(Supplied records):

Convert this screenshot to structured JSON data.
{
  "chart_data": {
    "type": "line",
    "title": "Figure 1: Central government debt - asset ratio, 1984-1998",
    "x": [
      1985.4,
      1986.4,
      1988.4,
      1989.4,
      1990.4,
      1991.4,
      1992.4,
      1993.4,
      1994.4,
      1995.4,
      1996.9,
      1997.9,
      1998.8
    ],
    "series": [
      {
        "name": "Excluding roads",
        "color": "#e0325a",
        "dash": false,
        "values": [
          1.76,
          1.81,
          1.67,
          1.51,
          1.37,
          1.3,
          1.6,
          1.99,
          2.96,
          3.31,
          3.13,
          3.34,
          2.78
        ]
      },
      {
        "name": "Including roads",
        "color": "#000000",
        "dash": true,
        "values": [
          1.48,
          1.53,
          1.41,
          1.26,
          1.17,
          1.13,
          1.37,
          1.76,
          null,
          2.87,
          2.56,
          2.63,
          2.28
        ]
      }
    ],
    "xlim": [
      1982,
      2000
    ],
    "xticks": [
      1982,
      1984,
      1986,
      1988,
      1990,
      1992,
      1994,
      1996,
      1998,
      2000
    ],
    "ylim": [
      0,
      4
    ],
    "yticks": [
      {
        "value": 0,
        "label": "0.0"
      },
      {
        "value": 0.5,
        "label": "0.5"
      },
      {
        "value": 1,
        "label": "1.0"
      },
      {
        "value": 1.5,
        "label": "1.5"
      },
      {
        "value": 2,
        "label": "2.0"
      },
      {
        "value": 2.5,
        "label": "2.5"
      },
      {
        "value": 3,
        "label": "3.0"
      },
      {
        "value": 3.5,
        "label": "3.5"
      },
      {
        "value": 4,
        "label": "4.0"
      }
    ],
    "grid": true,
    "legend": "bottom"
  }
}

(Instructions to follow):
Transcribe all of the material exactly. Omit nothing.

(Solution):
Convert this screenshot to structured JSON data.
{
  "chart_data": {
    "type": "line",
    "title": "Figure 1: Central government debt - asset ratio, 1984-1998",
    "x": [
      1985.4,
      1986.4,
      1988.4,
      1989.4,
      1990.4,
      1991.4,
      1992.4,
      1993.4,
      1994.4,
      1995.4,
      1996.9,
      1997.9,
      1998.8
    ],
    "series": [
      {
        "name": "Excluding roads",
        "color": "#e0325a",
        "dash": false,
        "values": [
          1.76,
          1.81,
          1.67,
          1.51,
          1.37,
          1.3,
          1.6,
          1.99,
          2.96,
          3.31,
          3.13,
          3.34,
          2.78
        ]
      },
      {
        "name": "Including roads",
        "color": "#000000",
        "dash": true,
        "values": [
          1.48,
          1.53,
          1.41,
          1.26,
          1.17,
          1.13,
          1.37,
          1.76,
          null,
          2.87,
          2.56,
          2.63,
          2.28
        ]
      }
    ],
    "xlim": [
      1982,
      2000
    ],
    "xticks": [
      1982,
      1984,
      1986,
      1988,
      1990,
      1992,
      1994,
      1996,
      1998,
      2000
    ],
    "ylim": [
      0,
      4
    ],
    "yticks": [
      {
        "value": 0,
        "label": "0.0"
      },
      {
        "value": 0.5,
        "label": "0.5"
      },
      {
        "value": 1,
        "label": "1.0"
      },
      {
        "value": 1.5,
        "label": "1.5"
      },
      {
        "value": 2,
        "label": "2.0"
      },
      {
        "value": 2.5,
        "label": "2.5"
      },
      {
        "value": 3,
        "label": "3.0"
      },
      {
        "value": 3.5,
        "label": "3.5"
      },
      {
        "value": 4,
        "label": "4.0"
      }
    ],
    "grid": true,
    "legend": "bottom"
  }
}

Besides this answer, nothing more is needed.